Source data —
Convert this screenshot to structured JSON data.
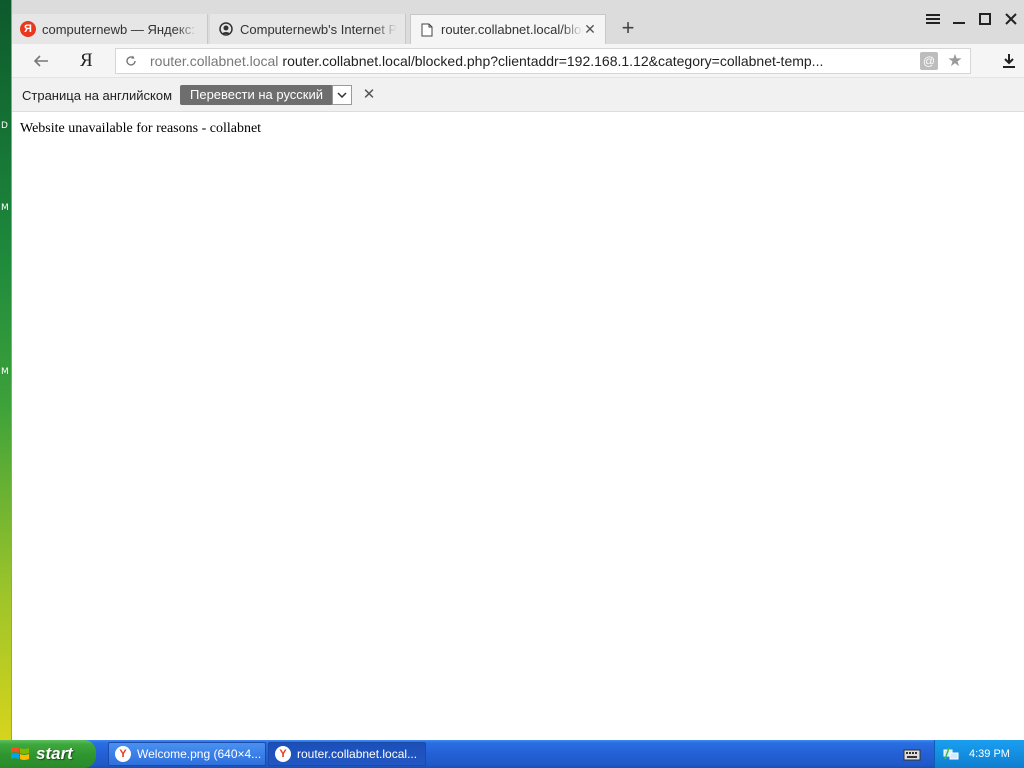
{
  "desktop": {
    "labels": [
      "D",
      "M",
      "M"
    ]
  },
  "tabs": [
    {
      "title": "computernewb — Яндекс: н",
      "icon": "yandex-icon",
      "active": false
    },
    {
      "title": "Computernewb's Internet Pu",
      "icon": "site-favicon-icon",
      "active": false
    },
    {
      "title": "router.collabnet.local/bloc",
      "icon": "page-icon",
      "active": true
    }
  ],
  "toolbar": {
    "logo": "Я",
    "address_host": "router.collabnet.local",
    "address_url": "router.collabnet.local/blocked.php?clientaddr=192.168.1.12&category=collabnet-temp..."
  },
  "translate": {
    "message": "Страница на английском",
    "button": "Перевести на русский"
  },
  "page": {
    "text": "Website unavailable for reasons - collabnet"
  },
  "taskbar": {
    "start_label": "start",
    "items": [
      {
        "title": "Welcome.png (640×4...",
        "active": false
      },
      {
        "title": "router.collabnet.local...",
        "active": true
      }
    ],
    "time": "4:39 PM"
  },
  "colors": {
    "yandex_red": "#e8381e",
    "taskbar_blue": "#2460d6",
    "start_green": "#2f952f",
    "tray_blue": "#148fe0"
  }
}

Written task — Restate the whole listing above exactly, please, omitting every image.

Expected answer —
Convert this screenshot to structured JSON data.
{
  "desktop": {
    "labels": [
      "D",
      "M",
      "M"
    ]
  },
  "tabs": [
    {
      "title": "computernewb — Яндекс: н",
      "icon": "yandex-icon",
      "active": false
    },
    {
      "title": "Computernewb's Internet Pu",
      "icon": "site-favicon-icon",
      "active": false
    },
    {
      "title": "router.collabnet.local/bloc",
      "icon": "page-icon",
      "active": true
    }
  ],
  "toolbar": {
    "logo": "Я",
    "address_host": "router.collabnet.local",
    "address_url": "router.collabnet.local/blocked.php?clientaddr=192.168.1.12&category=collabnet-temp..."
  },
  "translate": {
    "message": "Страница на английском",
    "button": "Перевести на русский"
  },
  "page": {
    "text": "Website unavailable for reasons - collabnet"
  },
  "taskbar": {
    "start_label": "start",
    "items": [
      {
        "title": "Welcome.png (640×4...",
        "active": false
      },
      {
        "title": "router.collabnet.local...",
        "active": true
      }
    ],
    "time": "4:39 PM"
  },
  "colors": {
    "yandex_red": "#e8381e",
    "taskbar_blue": "#2460d6",
    "start_green": "#2f952f",
    "tray_blue": "#148fe0"
  }
}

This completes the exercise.